# [RECORDS FOR THIS EXERCISE]
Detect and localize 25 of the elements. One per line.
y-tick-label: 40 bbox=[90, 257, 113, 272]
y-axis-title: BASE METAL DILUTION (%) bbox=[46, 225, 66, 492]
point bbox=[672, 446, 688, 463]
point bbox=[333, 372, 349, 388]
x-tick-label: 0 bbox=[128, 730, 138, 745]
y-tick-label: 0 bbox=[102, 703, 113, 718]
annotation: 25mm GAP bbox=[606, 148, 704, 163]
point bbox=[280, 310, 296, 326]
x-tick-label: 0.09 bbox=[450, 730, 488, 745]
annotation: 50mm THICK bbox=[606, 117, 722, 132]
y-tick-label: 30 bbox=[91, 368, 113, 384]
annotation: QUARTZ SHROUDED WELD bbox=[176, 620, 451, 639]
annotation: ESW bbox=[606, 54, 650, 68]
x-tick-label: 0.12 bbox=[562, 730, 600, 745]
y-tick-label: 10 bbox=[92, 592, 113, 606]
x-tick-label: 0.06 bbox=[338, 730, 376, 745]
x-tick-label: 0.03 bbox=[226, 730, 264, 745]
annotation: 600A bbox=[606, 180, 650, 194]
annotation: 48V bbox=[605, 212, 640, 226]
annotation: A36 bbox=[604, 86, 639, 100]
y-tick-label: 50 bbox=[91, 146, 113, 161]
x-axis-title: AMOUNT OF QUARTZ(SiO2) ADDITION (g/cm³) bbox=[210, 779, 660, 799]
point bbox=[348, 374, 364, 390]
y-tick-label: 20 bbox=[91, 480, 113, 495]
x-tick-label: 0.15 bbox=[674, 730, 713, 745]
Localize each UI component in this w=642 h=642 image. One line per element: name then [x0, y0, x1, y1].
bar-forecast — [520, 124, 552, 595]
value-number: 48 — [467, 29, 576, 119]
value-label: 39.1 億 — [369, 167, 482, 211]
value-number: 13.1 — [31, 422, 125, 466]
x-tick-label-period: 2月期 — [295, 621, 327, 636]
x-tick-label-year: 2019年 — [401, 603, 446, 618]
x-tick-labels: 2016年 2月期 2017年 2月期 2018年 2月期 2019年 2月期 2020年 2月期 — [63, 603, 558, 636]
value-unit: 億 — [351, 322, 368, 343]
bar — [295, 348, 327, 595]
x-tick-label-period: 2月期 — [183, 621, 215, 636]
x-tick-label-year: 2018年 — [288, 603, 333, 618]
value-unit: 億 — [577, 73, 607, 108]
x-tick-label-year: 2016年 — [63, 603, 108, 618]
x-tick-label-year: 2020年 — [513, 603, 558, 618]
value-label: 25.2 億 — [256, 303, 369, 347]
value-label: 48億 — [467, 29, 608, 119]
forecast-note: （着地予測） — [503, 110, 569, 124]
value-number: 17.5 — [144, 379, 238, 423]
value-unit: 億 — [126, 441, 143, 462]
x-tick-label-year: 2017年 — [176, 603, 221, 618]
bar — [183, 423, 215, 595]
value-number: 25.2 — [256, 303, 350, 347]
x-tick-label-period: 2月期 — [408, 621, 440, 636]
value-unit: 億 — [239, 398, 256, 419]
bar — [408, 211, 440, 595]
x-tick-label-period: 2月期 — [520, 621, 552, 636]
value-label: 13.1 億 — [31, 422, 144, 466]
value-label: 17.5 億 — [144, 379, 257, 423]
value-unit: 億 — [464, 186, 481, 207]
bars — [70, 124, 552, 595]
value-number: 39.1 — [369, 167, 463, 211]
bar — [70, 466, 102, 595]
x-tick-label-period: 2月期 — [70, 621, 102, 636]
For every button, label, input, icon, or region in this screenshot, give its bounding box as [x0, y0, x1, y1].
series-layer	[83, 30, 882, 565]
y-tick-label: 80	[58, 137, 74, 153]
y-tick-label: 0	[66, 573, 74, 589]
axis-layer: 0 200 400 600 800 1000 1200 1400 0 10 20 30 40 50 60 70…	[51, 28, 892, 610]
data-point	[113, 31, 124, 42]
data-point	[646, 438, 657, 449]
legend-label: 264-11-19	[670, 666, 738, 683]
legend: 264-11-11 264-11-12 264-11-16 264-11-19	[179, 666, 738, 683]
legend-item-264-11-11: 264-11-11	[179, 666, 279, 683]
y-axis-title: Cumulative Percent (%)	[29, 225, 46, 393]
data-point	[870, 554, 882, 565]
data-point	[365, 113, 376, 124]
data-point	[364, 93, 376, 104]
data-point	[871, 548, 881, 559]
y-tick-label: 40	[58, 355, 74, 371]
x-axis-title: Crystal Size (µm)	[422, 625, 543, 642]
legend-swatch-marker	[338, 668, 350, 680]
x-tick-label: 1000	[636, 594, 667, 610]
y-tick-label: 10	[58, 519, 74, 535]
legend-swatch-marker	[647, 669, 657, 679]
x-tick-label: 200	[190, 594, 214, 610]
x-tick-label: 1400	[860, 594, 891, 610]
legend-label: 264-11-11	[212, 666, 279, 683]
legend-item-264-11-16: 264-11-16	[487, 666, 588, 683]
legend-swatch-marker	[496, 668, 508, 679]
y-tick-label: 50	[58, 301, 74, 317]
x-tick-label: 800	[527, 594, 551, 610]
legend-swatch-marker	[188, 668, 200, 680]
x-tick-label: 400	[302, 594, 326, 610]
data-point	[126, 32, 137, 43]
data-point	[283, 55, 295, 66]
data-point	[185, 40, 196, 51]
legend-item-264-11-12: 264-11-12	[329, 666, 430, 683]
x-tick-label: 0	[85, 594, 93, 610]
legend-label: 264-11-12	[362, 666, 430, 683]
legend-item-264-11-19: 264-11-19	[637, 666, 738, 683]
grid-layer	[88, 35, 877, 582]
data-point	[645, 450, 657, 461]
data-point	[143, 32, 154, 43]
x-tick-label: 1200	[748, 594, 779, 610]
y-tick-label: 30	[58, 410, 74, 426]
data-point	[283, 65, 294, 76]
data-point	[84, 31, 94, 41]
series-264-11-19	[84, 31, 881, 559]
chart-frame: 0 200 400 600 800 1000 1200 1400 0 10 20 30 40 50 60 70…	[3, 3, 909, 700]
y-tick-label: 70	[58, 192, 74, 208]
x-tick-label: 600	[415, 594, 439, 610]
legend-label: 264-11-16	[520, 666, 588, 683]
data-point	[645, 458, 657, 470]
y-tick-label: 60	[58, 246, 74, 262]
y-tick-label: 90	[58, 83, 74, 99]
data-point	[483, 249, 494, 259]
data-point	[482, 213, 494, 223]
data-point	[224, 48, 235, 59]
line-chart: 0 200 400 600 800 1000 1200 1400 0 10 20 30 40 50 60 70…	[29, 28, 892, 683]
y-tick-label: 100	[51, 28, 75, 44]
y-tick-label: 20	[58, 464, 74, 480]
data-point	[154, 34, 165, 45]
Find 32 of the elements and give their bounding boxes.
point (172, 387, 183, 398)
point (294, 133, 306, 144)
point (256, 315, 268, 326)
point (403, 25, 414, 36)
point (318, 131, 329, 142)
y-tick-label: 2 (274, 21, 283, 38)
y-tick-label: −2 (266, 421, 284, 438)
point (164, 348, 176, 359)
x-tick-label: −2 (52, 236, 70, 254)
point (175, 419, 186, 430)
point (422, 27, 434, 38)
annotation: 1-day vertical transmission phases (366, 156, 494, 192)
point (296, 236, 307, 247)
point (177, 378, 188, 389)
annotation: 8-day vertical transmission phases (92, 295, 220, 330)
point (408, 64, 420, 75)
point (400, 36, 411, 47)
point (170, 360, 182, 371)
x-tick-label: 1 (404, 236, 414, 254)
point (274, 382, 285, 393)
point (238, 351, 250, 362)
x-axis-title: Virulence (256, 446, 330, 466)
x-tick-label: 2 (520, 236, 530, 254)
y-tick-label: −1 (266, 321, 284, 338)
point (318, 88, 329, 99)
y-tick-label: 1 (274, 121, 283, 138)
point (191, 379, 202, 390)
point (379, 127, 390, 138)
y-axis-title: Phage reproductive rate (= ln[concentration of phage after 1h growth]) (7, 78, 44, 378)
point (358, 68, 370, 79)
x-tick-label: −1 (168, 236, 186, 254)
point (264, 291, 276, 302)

# [WHAT IS EXPECTED]
Return every line of the rows above that contains the string "period". Case counts.

# [ANSWER BELOW]
x-tick-label-period: 2月期 — [295, 621, 327, 636]
x-tick-label-period: 2月期 — [183, 621, 215, 636]
x-tick-label-period: 2月期 — [408, 621, 440, 636]
x-tick-label-period: 2月期 — [520, 621, 552, 636]
x-tick-label-period: 2月期 — [70, 621, 102, 636]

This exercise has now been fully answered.